[WHAT IS EXPECTED]
The listing below should be written out exactly; please include all of it.
— start of EXERCISE INPUTS —
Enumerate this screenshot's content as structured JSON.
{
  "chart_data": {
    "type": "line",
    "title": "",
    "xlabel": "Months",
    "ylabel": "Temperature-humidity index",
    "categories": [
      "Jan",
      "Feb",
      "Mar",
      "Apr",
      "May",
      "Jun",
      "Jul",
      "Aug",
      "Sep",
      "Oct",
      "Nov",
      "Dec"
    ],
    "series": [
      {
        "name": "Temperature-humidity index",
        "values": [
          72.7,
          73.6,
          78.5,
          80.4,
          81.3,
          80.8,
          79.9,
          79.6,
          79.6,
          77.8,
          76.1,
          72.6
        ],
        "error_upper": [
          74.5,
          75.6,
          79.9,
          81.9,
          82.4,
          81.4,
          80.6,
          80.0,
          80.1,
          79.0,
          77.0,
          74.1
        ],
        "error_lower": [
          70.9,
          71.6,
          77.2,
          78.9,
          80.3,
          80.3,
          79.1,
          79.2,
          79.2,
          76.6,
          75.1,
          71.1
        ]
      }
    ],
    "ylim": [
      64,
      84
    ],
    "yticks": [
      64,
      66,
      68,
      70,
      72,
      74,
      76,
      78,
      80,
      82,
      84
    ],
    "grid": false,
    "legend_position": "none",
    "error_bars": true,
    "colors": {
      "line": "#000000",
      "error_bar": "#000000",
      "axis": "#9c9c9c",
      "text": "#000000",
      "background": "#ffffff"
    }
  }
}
— end of EXERCISE INPUTS —
[ANSWER TO THIS PROBLEM]
Enumerate this screenshot's content as structured JSON.
{
  "chart_data": {
    "type": "line",
    "title": "",
    "xlabel": "Months",
    "ylabel": "Temperature-humidity index",
    "categories": [
      "Jan",
      "Feb",
      "Mar",
      "Apr",
      "May",
      "Jun",
      "Jul",
      "Aug",
      "Sep",
      "Oct",
      "Nov",
      "Dec"
    ],
    "series": [
      {
        "name": "Temperature-humidity index",
        "values": [
          72.7,
          73.6,
          78.5,
          80.4,
          81.3,
          80.8,
          79.9,
          79.6,
          79.6,
          77.8,
          76.1,
          72.6
        ],
        "error_upper": [
          74.5,
          75.6,
          79.9,
          81.9,
          82.4,
          81.4,
          80.6,
          80.0,
          80.1,
          79.0,
          77.0,
          74.1
        ],
        "error_lower": [
          70.9,
          71.6,
          77.2,
          78.9,
          80.3,
          80.3,
          79.1,
          79.2,
          79.2,
          76.6,
          75.1,
          71.1
        ]
      }
    ],
    "ylim": [
      64,
      84
    ],
    "yticks": [
      64,
      66,
      68,
      70,
      72,
      74,
      76,
      78,
      80,
      82,
      84
    ],
    "grid": false,
    "legend_position": "none",
    "error_bars": true,
    "colors": {
      "line": "#000000",
      "error_bar": "#000000",
      "axis": "#9c9c9c",
      "text": "#000000",
      "background": "#ffffff"
    }
  }
}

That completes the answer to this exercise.